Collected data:
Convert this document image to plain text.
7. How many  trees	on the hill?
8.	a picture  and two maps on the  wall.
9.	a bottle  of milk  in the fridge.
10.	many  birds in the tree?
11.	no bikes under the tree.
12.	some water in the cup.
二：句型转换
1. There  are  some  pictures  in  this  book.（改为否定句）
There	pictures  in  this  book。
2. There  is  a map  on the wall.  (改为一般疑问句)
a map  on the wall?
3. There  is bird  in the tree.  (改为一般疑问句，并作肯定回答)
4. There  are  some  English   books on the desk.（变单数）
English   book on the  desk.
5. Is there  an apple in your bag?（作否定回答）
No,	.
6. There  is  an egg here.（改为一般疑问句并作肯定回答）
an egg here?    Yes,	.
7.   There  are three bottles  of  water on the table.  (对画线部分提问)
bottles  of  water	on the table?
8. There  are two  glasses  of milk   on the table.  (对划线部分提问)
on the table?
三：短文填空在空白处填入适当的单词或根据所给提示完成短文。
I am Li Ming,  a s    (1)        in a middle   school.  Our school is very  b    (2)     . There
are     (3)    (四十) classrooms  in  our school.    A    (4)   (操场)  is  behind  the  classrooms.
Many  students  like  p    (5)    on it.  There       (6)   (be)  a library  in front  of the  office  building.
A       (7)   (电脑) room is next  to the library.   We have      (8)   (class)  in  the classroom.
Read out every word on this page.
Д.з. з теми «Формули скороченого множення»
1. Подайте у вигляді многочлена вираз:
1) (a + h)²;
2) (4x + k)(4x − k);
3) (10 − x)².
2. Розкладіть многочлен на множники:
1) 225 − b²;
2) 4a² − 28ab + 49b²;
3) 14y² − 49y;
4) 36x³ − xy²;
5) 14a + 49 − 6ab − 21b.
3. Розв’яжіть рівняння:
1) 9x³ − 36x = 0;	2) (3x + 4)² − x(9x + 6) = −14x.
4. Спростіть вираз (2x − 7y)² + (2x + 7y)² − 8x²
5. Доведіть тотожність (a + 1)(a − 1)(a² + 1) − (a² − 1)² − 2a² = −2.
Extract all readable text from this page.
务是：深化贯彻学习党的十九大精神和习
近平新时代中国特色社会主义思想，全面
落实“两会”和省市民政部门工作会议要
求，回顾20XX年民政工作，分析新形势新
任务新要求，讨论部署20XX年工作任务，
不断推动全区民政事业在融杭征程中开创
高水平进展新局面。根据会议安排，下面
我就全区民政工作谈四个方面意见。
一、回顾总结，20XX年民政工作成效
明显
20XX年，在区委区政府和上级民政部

▶ **Written exercise**: Write the data back out verbatim.

▶ **In response**:
Convert this document image to plain text.
7. How many  trees	on the hill?
8.	a picture  and two maps on the  wall.
9.	a bottle  of milk  in the fridge.
10.	many  birds in the tree?
11.	no bikes under the tree.
12.	some water in the cup.
二：句型转换
1. There  are  some  pictures  in  this  book.（改为否定句）
There	pictures  in  this  book。
2. There  is  a map  on the wall.  (改为一般疑问句)
a map  on the wall?
3. There  is bird  in the tree.  (改为一般疑问句，并作肯定回答)
4. There  are  some  English   books on the desk.（变单数）
English   book on the  desk.
5. Is there  an apple in your bag?（作否定回答）
No,	.
6. There  is  an egg here.（改为一般疑问句并作肯定回答）
an egg here?    Yes,	.
7.   There  are three bottles  of  water on the table.  (对画线部分提问)
bottles  of  water	on the table?
8. There  are two  glasses  of milk   on the table.  (对划线部分提问)
on the table?
三：短文填空在空白处填入适当的单词或根据所给提示完成短文。
I am Li Ming,  a s    (1)        in a middle   school.  Our school is very  b    (2)     . There
are     (3)    (四十) classrooms  in  our school.    A    (4)   (操场)  is  behind  the  classrooms.
Many  students  like  p    (5)    on it.  There       (6)   (be)  a library  in front  of the  office  building.
A       (7)   (电脑) room is next  to the library.   We have      (8)   (class)  in  the classroom.
Read out every word on this page.
Д.з. з теми «Формули скороченого множення»
1. Подайте у вигляді многочлена вираз:
1) (a + h)²;
2) (4x + k)(4x − k);
3) (10 − x)².
2. Розкладіть многочлен на множники:
1) 225 − b²;
2) 4a² − 28ab + 49b²;
3) 14y² − 49y;
4) 36x³ − xy²;
5) 14a + 49 − 6ab − 21b.
3. Розв’яжіть рівняння:
1) 9x³ − 36x = 0;	2) (3x + 4)² − x(9x + 6) = −14x.
4. Спростіть вираз (2x − 7y)² + (2x + 7y)² − 8x²
5. Доведіть тотожність (a + 1)(a − 1)(a² + 1) − (a² − 1)² − 2a² = −2.
Extract all readable text from this page.
务是：深化贯彻学习党的十九大精神和习
近平新时代中国特色社会主义思想，全面
落实“两会”和省市民政部门工作会议要
求，回顾20XX年民政工作，分析新形势新
任务新要求，讨论部署20XX年工作任务，
不断推动全区民政事业在融杭征程中开创
高水平进展新局面。根据会议安排，下面
我就全区民政工作谈四个方面意见。
一、回顾总结，20XX年民政工作成效
明显
20XX年，在区委区政府和上级民政部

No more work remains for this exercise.